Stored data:
begin
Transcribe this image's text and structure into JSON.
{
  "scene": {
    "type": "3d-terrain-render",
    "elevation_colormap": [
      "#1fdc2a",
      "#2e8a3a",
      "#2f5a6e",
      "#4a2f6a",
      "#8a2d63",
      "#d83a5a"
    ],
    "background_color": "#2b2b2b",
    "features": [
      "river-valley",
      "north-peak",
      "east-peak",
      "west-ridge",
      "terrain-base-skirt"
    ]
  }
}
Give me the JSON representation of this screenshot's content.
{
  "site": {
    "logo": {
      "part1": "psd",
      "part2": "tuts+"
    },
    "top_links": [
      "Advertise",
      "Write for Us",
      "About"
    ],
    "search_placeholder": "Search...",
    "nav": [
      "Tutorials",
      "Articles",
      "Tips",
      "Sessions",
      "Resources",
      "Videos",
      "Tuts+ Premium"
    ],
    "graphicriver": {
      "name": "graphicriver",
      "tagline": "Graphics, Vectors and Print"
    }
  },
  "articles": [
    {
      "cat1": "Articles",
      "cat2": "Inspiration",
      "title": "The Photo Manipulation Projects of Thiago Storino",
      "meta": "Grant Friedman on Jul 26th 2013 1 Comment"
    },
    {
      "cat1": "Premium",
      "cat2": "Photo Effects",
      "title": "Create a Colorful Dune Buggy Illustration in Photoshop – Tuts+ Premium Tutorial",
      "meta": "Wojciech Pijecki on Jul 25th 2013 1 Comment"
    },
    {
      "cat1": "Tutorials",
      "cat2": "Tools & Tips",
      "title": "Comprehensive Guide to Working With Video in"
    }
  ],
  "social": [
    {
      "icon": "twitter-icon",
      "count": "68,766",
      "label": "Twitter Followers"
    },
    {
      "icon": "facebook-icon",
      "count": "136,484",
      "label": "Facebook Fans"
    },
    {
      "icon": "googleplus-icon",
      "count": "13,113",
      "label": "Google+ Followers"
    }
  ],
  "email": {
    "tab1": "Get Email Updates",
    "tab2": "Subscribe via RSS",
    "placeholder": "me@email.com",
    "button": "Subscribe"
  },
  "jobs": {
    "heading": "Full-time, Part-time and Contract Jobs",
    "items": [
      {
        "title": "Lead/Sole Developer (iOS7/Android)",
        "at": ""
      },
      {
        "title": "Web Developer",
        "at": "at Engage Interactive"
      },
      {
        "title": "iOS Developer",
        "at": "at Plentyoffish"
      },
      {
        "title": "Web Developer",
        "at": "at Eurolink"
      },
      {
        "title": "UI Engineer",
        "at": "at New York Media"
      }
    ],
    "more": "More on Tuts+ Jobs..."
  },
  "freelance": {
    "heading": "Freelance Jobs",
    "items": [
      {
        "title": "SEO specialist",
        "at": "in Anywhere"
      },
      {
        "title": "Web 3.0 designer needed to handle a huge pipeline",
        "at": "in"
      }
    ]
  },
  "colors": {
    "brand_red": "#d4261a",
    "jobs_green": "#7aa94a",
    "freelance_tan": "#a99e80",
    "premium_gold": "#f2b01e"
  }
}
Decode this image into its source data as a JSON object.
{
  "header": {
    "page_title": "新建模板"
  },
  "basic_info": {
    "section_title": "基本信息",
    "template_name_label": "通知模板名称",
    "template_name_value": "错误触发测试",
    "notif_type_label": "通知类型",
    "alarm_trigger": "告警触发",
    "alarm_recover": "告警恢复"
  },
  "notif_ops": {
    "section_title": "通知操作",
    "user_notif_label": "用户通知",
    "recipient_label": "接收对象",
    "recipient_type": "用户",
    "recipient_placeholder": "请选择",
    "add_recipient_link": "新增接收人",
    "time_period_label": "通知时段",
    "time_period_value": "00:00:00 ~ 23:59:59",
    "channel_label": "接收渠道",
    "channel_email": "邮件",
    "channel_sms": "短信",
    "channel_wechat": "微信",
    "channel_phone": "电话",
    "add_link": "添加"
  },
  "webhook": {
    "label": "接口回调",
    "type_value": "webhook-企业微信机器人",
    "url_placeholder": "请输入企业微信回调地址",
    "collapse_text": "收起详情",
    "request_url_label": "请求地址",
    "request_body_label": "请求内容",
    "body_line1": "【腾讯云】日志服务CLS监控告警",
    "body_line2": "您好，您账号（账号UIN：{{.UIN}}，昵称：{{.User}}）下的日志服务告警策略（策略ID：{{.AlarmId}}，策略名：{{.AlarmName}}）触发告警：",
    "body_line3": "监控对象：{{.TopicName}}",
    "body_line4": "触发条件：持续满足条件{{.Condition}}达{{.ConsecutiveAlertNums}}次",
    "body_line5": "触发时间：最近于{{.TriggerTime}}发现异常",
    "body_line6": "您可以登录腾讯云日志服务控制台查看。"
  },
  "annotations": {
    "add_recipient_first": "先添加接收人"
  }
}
end
**Work required**.
Quote each line of the data above exactly as written.

**Result of the task**.
Transcribe this image's text and structure into JSON.
{
  "scene": {
    "type": "3d-terrain-render",
    "elevation_colormap": [
      "#1fdc2a",
      "#2e8a3a",
      "#2f5a6e",
      "#4a2f6a",
      "#8a2d63",
      "#d83a5a"
    ],
    "background_color": "#2b2b2b",
    "features": [
      "river-valley",
      "north-peak",
      "east-peak",
      "west-ridge",
      "terrain-base-skirt"
    ]
  }
}
Give me the JSON representation of this screenshot's content.
{
  "site": {
    "logo": {
      "part1": "psd",
      "part2": "tuts+"
    },
    "top_links": [
      "Advertise",
      "Write for Us",
      "About"
    ],
    "search_placeholder": "Search...",
    "nav": [
      "Tutorials",
      "Articles",
      "Tips",
      "Sessions",
      "Resources",
      "Videos",
      "Tuts+ Premium"
    ],
    "graphicriver": {
      "name": "graphicriver",
      "tagline": "Graphics, Vectors and Print"
    }
  },
  "articles": [
    {
      "cat1": "Articles",
      "cat2": "Inspiration",
      "title": "The Photo Manipulation Projects of Thiago Storino",
      "meta": "Grant Friedman on Jul 26th 2013 1 Comment"
    },
    {
      "cat1": "Premium",
      "cat2": "Photo Effects",
      "title": "Create a Colorful Dune Buggy Illustration in Photoshop – Tuts+ Premium Tutorial",
      "meta": "Wojciech Pijecki on Jul 25th 2013 1 Comment"
    },
    {
      "cat1": "Tutorials",
      "cat2": "Tools & Tips",
      "title": "Comprehensive Guide to Working With Video in"
    }
  ],
  "social": [
    {
      "icon": "twitter-icon",
      "count": "68,766",
      "label": "Twitter Followers"
    },
    {
      "icon": "facebook-icon",
      "count": "136,484",
      "label": "Facebook Fans"
    },
    {
      "icon": "googleplus-icon",
      "count": "13,113",
      "label": "Google+ Followers"
    }
  ],
  "email": {
    "tab1": "Get Email Updates",
    "tab2": "Subscribe via RSS",
    "placeholder": "me@email.com",
    "button": "Subscribe"
  },
  "jobs": {
    "heading": "Full-time, Part-time and Contract Jobs",
    "items": [
      {
        "title": "Lead/Sole Developer (iOS7/Android)",
        "at": ""
      },
      {
        "title": "Web Developer",
        "at": "at Engage Interactive"
      },
      {
        "title": "iOS Developer",
        "at": "at Plentyoffish"
      },
      {
        "title": "Web Developer",
        "at": "at Eurolink"
      },
      {
        "title": "UI Engineer",
        "at": "at New York Media"
      }
    ],
    "more": "More on Tuts+ Jobs..."
  },
  "freelance": {
    "heading": "Freelance Jobs",
    "items": [
      {
        "title": "SEO specialist",
        "at": "in Anywhere"
      },
      {
        "title": "Web 3.0 designer needed to handle a huge pipeline",
        "at": "in"
      }
    ]
  },
  "colors": {
    "brand_red": "#d4261a",
    "jobs_green": "#7aa94a",
    "freelance_tan": "#a99e80",
    "premium_gold": "#f2b01e"
  }
}
Decode this image into its source data as a JSON object.
{
  "header": {
    "page_title": "新建模板"
  },
  "basic_info": {
    "section_title": "基本信息",
    "template_name_label": "通知模板名称",
    "template_name_value": "错误触发测试",
    "notif_type_label": "通知类型",
    "alarm_trigger": "告警触发",
    "alarm_recover": "告警恢复"
  },
  "notif_ops": {
    "section_title": "通知操作",
    "user_notif_label": "用户通知",
    "recipient_label": "接收对象",
    "recipient_type": "用户",
    "recipient_placeholder": "请选择",
    "add_recipient_link": "新增接收人",
    "time_period_label": "通知时段",
    "time_period_value": "00:00:00 ~ 23:59:59",
    "channel_label": "接收渠道",
    "channel_email": "邮件",
    "channel_sms": "短信",
    "channel_wechat": "微信",
    "channel_phone": "电话",
    "add_link": "添加"
  },
  "webhook": {
    "label": "接口回调",
    "type_value": "webhook-企业微信机器人",
    "url_placeholder": "请输入企业微信回调地址",
    "collapse_text": "收起详情",
    "request_url_label": "请求地址",
    "request_body_label": "请求内容",
    "body_line1": "【腾讯云】日志服务CLS监控告警",
    "body_line2": "您好，您账号（账号UIN：{{.UIN}}，昵称：{{.User}}）下的日志服务告警策略（策略ID：{{.AlarmId}}，策略名：{{.AlarmName}}）触发告警：",
    "body_line3": "监控对象：{{.TopicName}}",
    "body_line4": "触发条件：持续满足条件{{.Condition}}达{{.ConsecutiveAlertNums}}次",
    "body_line5": "触发时间：最近于{{.TriggerTime}}发现异常",
    "body_line6": "您可以登录腾讯云日志服务控制台查看。"
  },
  "annotations": {
    "add_recipient_first": "先添加接收人"
  }
}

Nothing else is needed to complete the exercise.